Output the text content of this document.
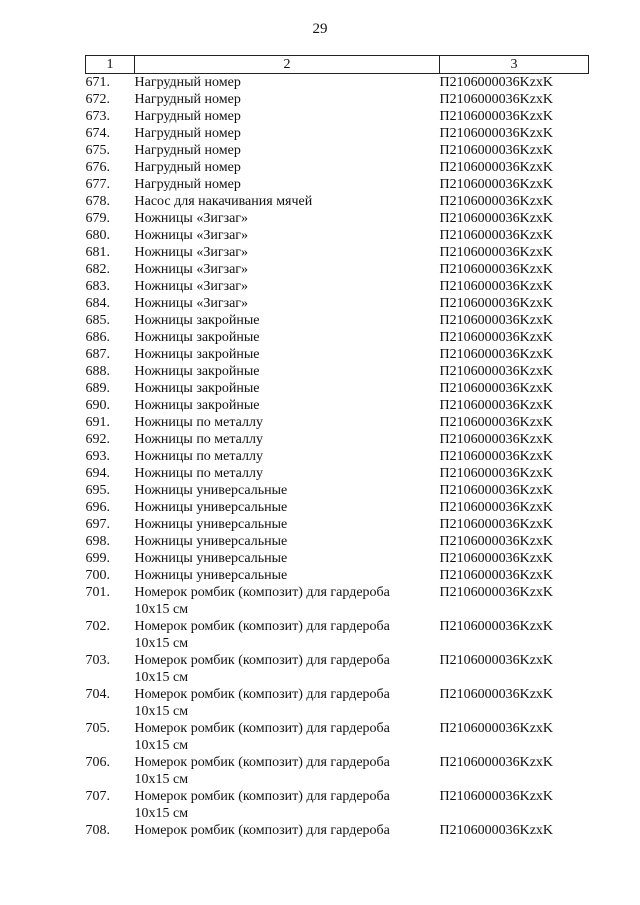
29
1	2	3
671.	Нагрудный номер	П2106000036KzxK
672.	Нагрудный номер	П2106000036KzxK
673.	Нагрудный номер	П2106000036KzxK
674.	Нагрудный номер	П2106000036KzxK
675.	Нагрудный номер	П2106000036KzxK
676.	Нагрудный номер	П2106000036KzxK
677.	Нагрудный номер	П2106000036KzxK
678.	Насос для накачивания мячей	П2106000036KzxK
679.	Ножницы «Зигзаг»	П2106000036KzxK
680.	Ножницы «Зигзаг»	П2106000036KzxK
681.	Ножницы «Зигзаг»	П2106000036KzxK
682.	Ножницы «Зигзаг»	П2106000036KzxK
683.	Ножницы «Зигзаг»	П2106000036KzxK
684.	Ножницы «Зигзаг»	П2106000036KzxK
685.	Ножницы закройные	П2106000036KzxK
686.	Ножницы закройные	П2106000036KzxK
687.	Ножницы закройные	П2106000036KzxK
688.	Ножницы закройные	П2106000036KzxK
689.	Ножницы закройные	П2106000036KzxK
690.	Ножницы закройные	П2106000036KzxK
691.	Ножницы по металлу	П2106000036KzxK
692.	Ножницы по металлу	П2106000036KzxK
693.	Ножницы по металлу	П2106000036KzxK
694.	Ножницы по металлу	П2106000036KzxK
695.	Ножницы универсальные	П2106000036KzxK
696.	Ножницы универсальные	П2106000036KzxK
697.	Ножницы универсальные	П2106000036KzxK
698.	Ножницы универсальные	П2106000036KzxK
699.	Ножницы универсальные	П2106000036KzxK
700.	Ножницы универсальные	П2106000036KzxK
701.	Номерок ромбик (композит) для гардероба
10x15 см	П2106000036KzxK
702.	Номерок ромбик (композит) для гардероба
10x15 см	П2106000036KzxK
703.	Номерок ромбик (композит) для гардероба
10x15 см	П2106000036KzxK
704.	Номерок ромбик (композит) для гардероба
10x15 см	П2106000036KzxK
705.	Номерок ромбик (композит) для гардероба
10x15 см	П2106000036KzxK
706.	Номерок ромбик (композит) для гардероба
10x15 см	П2106000036KzxK
707.	Номерок ромбик (композит) для гардероба
10x15 см	П2106000036KzxK
708.	Номерок ромбик (композит) для гардероба	П2106000036KzxK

■ ■ ■

Print the complete listing exactly as it stands, without its pictures.

• THE COMPLETED TASK:
Output the text content of this document.
29
1	2	3
671.	Нагрудный номер	П2106000036KzxK
672.	Нагрудный номер	П2106000036KzxK
673.	Нагрудный номер	П2106000036KzxK
674.	Нагрудный номер	П2106000036KzxK
675.	Нагрудный номер	П2106000036KzxK
676.	Нагрудный номер	П2106000036KzxK
677.	Нагрудный номер	П2106000036KzxK
678.	Насос для накачивания мячей	П2106000036KzxK
679.	Ножницы «Зигзаг»	П2106000036KzxK
680.	Ножницы «Зигзаг»	П2106000036KzxK
681.	Ножницы «Зигзаг»	П2106000036KzxK
682.	Ножницы «Зигзаг»	П2106000036KzxK
683.	Ножницы «Зигзаг»	П2106000036KzxK
684.	Ножницы «Зигзаг»	П2106000036KzxK
685.	Ножницы закройные	П2106000036KzxK
686.	Ножницы закройные	П2106000036KzxK
687.	Ножницы закройные	П2106000036KzxK
688.	Ножницы закройные	П2106000036KzxK
689.	Ножницы закройные	П2106000036KzxK
690.	Ножницы закройные	П2106000036KzxK
691.	Ножницы по металлу	П2106000036KzxK
692.	Ножницы по металлу	П2106000036KzxK
693.	Ножницы по металлу	П2106000036KzxK
694.	Ножницы по металлу	П2106000036KzxK
695.	Ножницы универсальные	П2106000036KzxK
696.	Ножницы универсальные	П2106000036KzxK
697.	Ножницы универсальные	П2106000036KzxK
698.	Ножницы универсальные	П2106000036KzxK
699.	Ножницы универсальные	П2106000036KzxK
700.	Ножницы универсальные	П2106000036KzxK
701.	Номерок ромбик (композит) для гардероба
10x15 см	П2106000036KzxK
702.	Номерок ромбик (композит) для гардероба
10x15 см	П2106000036KzxK
703.	Номерок ромбик (композит) для гардероба
10x15 см	П2106000036KzxK
704.	Номерок ромбик (композит) для гардероба
10x15 см	П2106000036KzxK
705.	Номерок ромбик (композит) для гардероба
10x15 см	П2106000036KzxK
706.	Номерок ромбик (композит) для гардероба
10x15 см	П2106000036KzxK
707.	Номерок ромбик (композит) для гардероба
10x15 см	П2106000036KzxK
708.	Номерок ромбик (композит) для гардероба	П2106000036KzxK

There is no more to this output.